What you need to do:
[A] Answer these questions about the forum thread on illegal debt administrator fees:
(i) At what amount are the illegal fees conservatively estimated?
(ii) Where is the lawyer who found that most administrators exploit the people they help based?
(iii) What range of fees do the distribution accounts show administrators charging?
[B] Carry on the forum thread about illegal debt administrator fees from the point where it stops.

Selected text:
————————

# Regulatory Compliance Category > National Credit Act Forum >  Illegal fees being deducted by debt administrators

## Eugene

Debt administrators are deducting illegal fees that are conservatively estimated at R800m from repayments made by over-indebted low-income earners, notes Laura du Preez in a Personal Finance report. 

Low-income earners who are unable to keep up their debt repayments have in the past sought, and may in the future continue to seek, the help of debt administrators to reschedule their repayments to affordable levels. But a Somerset West lawyer has found that most of these administrators are exploiting the people they are supposed to be helping and trapping them further in debt. Copies of distribution accounts that show how much of the money debt administrators collect from those under their administration was in fact paid to creditors reveal that administrators are charging fees of about 23% to 50% of the amounts they collect.

Full report on: http://http.persfin.co.za/index.php?...icleId=4067486

----------

enyaw (29-Jul-08)

----------


## Dave A

So now can the debtor take this to the National Credit Regulator?
How do they get relief?

————————

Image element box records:
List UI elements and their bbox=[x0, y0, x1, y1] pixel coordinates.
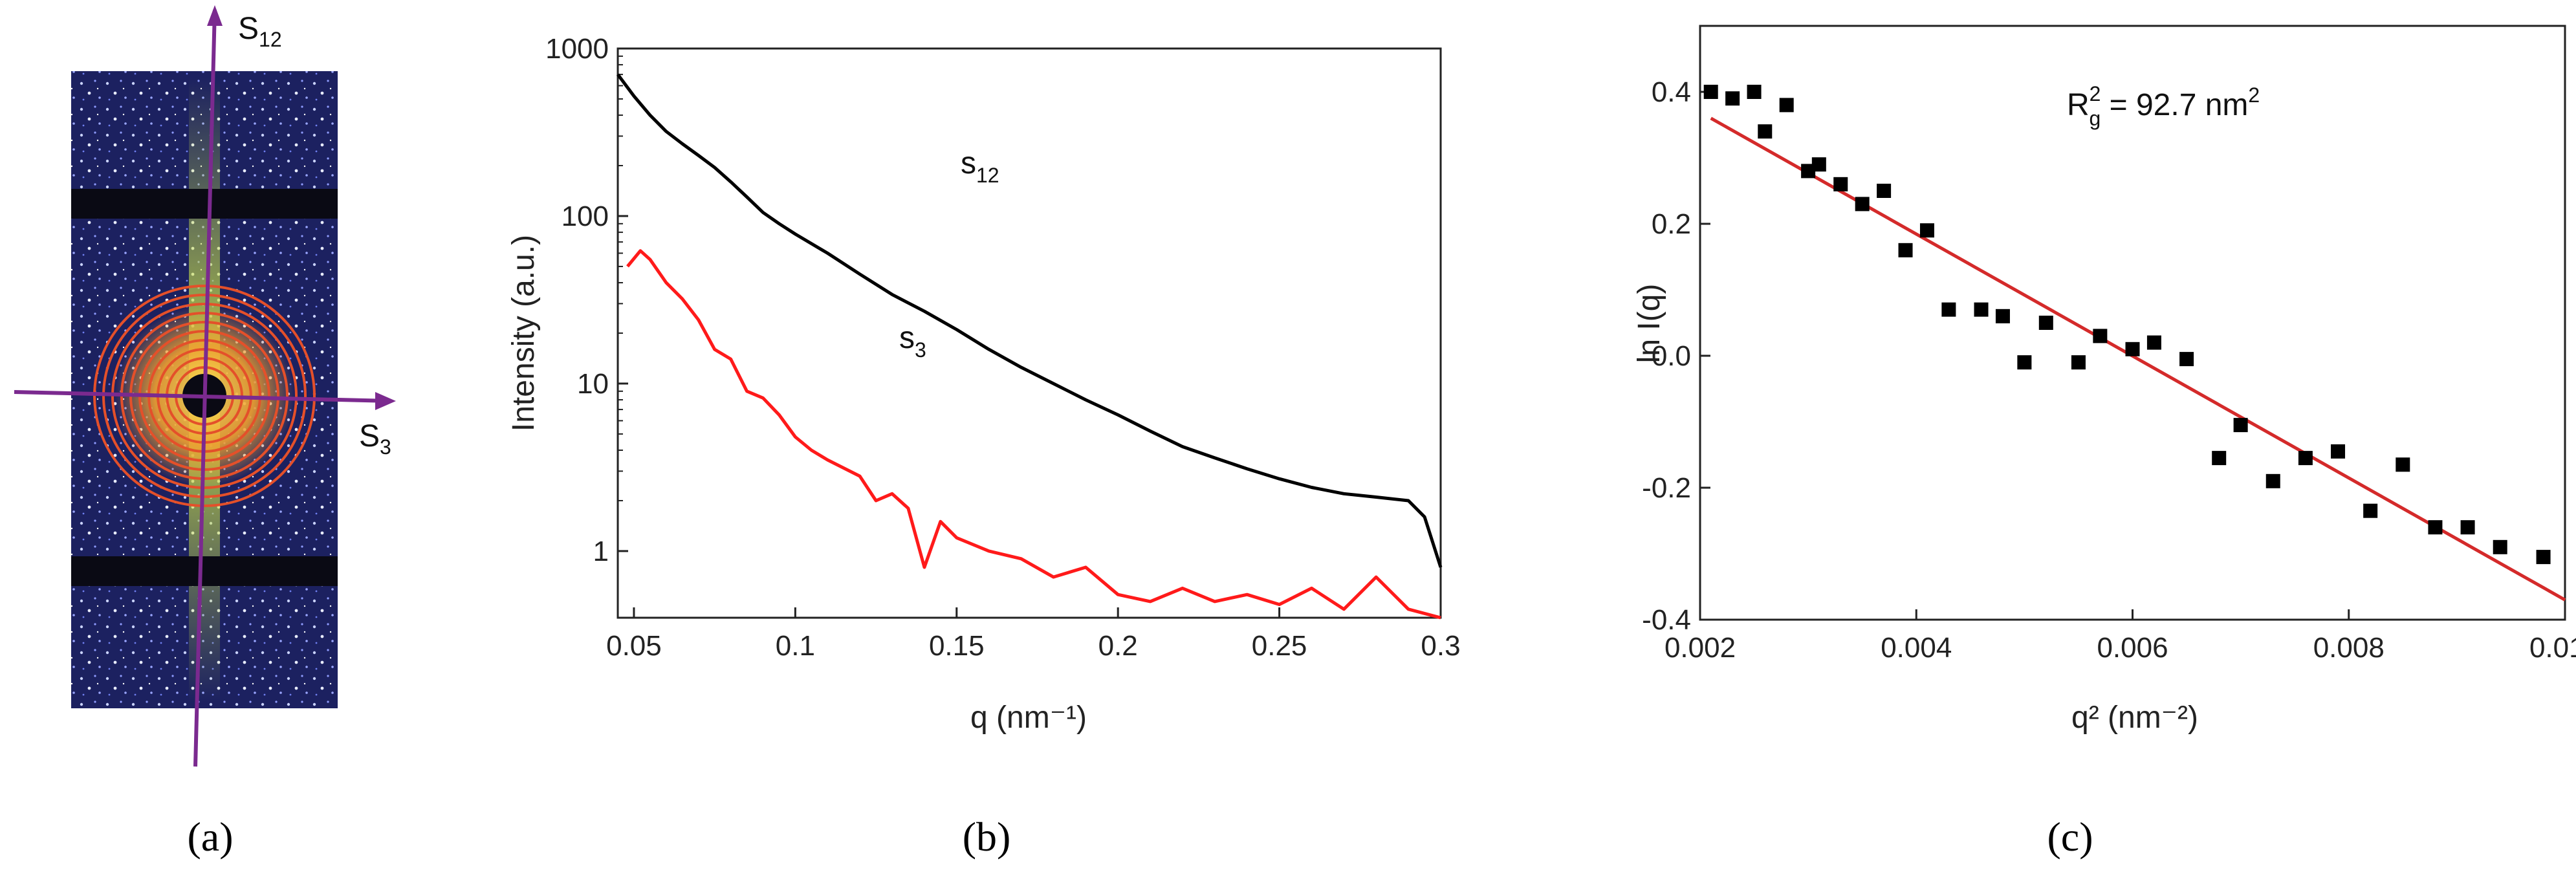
axis-horizontal-label: S3 bbox=[359, 419, 391, 459]
linear-fit bbox=[1710, 116, 2566, 602]
y-axis-title: ln I(q) bbox=[1632, 284, 1666, 364]
data-point bbox=[2396, 457, 2410, 472]
panel-label-c: (c) bbox=[2047, 814, 2093, 860]
axis-vertical-label: S12 bbox=[238, 12, 282, 51]
series-line-s3 bbox=[626, 249, 1441, 620]
data-point bbox=[2428, 520, 2443, 535]
data-point bbox=[2038, 316, 2053, 330]
x-tick-label: 0.3 bbox=[1421, 630, 1460, 662]
data-point bbox=[1877, 184, 1892, 198]
y-tick-label: 100 bbox=[562, 201, 609, 232]
data-point bbox=[1747, 85, 1762, 99]
data-point bbox=[1995, 309, 2010, 323]
data-point bbox=[1855, 197, 1870, 212]
detector-panel: S12 S3 (a) bbox=[14, 5, 396, 860]
y-axis-title: Intensity (a.u.) bbox=[507, 235, 541, 431]
data-point bbox=[1974, 302, 1989, 317]
panel-label-a: (a) bbox=[187, 814, 233, 860]
ring bbox=[93, 285, 316, 507]
data-point bbox=[1898, 243, 1913, 257]
data-point bbox=[1758, 124, 1773, 139]
series-line-s12 bbox=[616, 73, 1443, 568]
x-tick-label: 0.25 bbox=[1252, 630, 1307, 662]
y-tick-label: 1000 bbox=[545, 33, 609, 65]
y-tick-label: -0.2 bbox=[1642, 472, 1691, 504]
axis-horizontal-arrow bbox=[375, 392, 396, 410]
y-ticks: -0.4 -0.2 0.0 0.2 0.4 bbox=[1642, 76, 1710, 636]
x-tick-label: 0.002 bbox=[1665, 632, 1736, 664]
data-point bbox=[2536, 550, 2551, 565]
y-tick-label: 0.4 bbox=[1652, 76, 1691, 108]
x-axis-title: q² (nm⁻²) bbox=[2071, 701, 2198, 735]
data-point bbox=[1801, 164, 1816, 179]
x-ticks: 0.002 0.004 0.006 0.008 0.010 bbox=[1665, 609, 2576, 664]
data-point bbox=[2363, 503, 2378, 518]
data-point bbox=[2265, 473, 2280, 488]
data-point bbox=[1725, 91, 1740, 106]
x-tick-label: 0.1 bbox=[776, 630, 815, 662]
series-label-s3: s3 bbox=[899, 321, 926, 362]
x-tick-label: 0.008 bbox=[2313, 632, 2385, 664]
x-tick-label: 0.05 bbox=[606, 630, 662, 662]
x-tick-label: 0.006 bbox=[2097, 632, 2168, 664]
beamstop-bar-top bbox=[71, 189, 338, 219]
x-tick-label: 0.2 bbox=[1098, 630, 1138, 662]
panel-label-b: (b) bbox=[963, 814, 1011, 860]
data-point bbox=[2071, 355, 2086, 370]
data-point bbox=[2493, 539, 2507, 554]
data-point bbox=[1941, 302, 1956, 317]
x-tick-label: 0.15 bbox=[929, 630, 985, 662]
data-point bbox=[2017, 355, 2032, 370]
rg-annotation: R2 g = 92.7 nm2 bbox=[2067, 82, 2260, 130]
y-tick-label: -0.4 bbox=[1642, 604, 1691, 636]
data-point bbox=[2125, 342, 2140, 356]
series-label-s12: s12 bbox=[961, 146, 999, 187]
beamstop-bar-bottom bbox=[71, 556, 338, 586]
data-point bbox=[2460, 520, 2475, 535]
y-ticks: 1 10 100 1000 bbox=[545, 33, 628, 567]
data-point bbox=[2146, 335, 2161, 350]
data-point bbox=[1919, 223, 1934, 238]
data-point bbox=[1703, 85, 1718, 99]
y-tick-label: 0.0 bbox=[1652, 340, 1691, 372]
axis-horizontal bbox=[14, 390, 392, 403]
y-tick-label: 10 bbox=[577, 368, 609, 400]
x-ticks: 0.05 0.1 0.15 0.2 0.25 0.3 bbox=[606, 607, 1461, 662]
x-axis-title: q (nm⁻¹) bbox=[970, 701, 1087, 735]
guinier-chart: -0.4-0.20.00.20.4 0.002 0.004 0.006 0.008 0.… bbox=[1632, 25, 2576, 860]
data-point bbox=[2298, 451, 2313, 466]
fit-line bbox=[1710, 116, 2566, 602]
data-point bbox=[1833, 177, 1848, 191]
data-point bbox=[2331, 444, 2346, 459]
axis-vertical-arrow bbox=[207, 5, 223, 26]
data-point bbox=[1811, 157, 1826, 172]
data-point bbox=[2179, 352, 2194, 367]
data-point bbox=[2212, 451, 2227, 466]
x-tick-label: 0.010 bbox=[2529, 632, 2576, 664]
axis-vertical bbox=[193, 9, 217, 767]
data-points bbox=[1703, 85, 2551, 565]
data-point bbox=[2093, 329, 2108, 343]
data-point bbox=[2233, 418, 2248, 433]
y-tick-label: 1 bbox=[593, 536, 609, 567]
data-point bbox=[1779, 98, 1794, 113]
plot-frame bbox=[617, 47, 1442, 619]
x-tick-label: 0.004 bbox=[1881, 632, 1952, 664]
series-lines bbox=[616, 73, 1443, 620]
y-tick-label: 0.2 bbox=[1652, 208, 1691, 240]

————————

Expected answers:
[A]
(i) R800m
(ii) Somerset West
(iii) About 23% to 50% of the amounts they collect

[B]
----------


## Eugene

Debt administrations under section 74 of the Magistrate Court Act is not controlled by the NCR - only formal debt reviews (similar to an administration) in terms of section 86 of the NCA. The relief for a debtor under administration being exploited by the administrator would be to approach the Court to have the order rescinded.

----------

enyaw (29-Jul-08)

----------


## Dave A

But now surely the debtor is once again unprotected from the creditors.

This story is strikingly close to home. We've got a debtor under an administration order making payments of R200.00 per month to the administrator on a fair pile of debt.

We, as a creditor, are yet to see one cent.

The administration order itself incorporated a previous administration order with a similar monthly instalment payable. The new order seems to have simply netted the old debt with a pile of new debt under pretty much the same conditions.

In a way it seems the administrator is being paid to protect the debtor from paying their debt at all.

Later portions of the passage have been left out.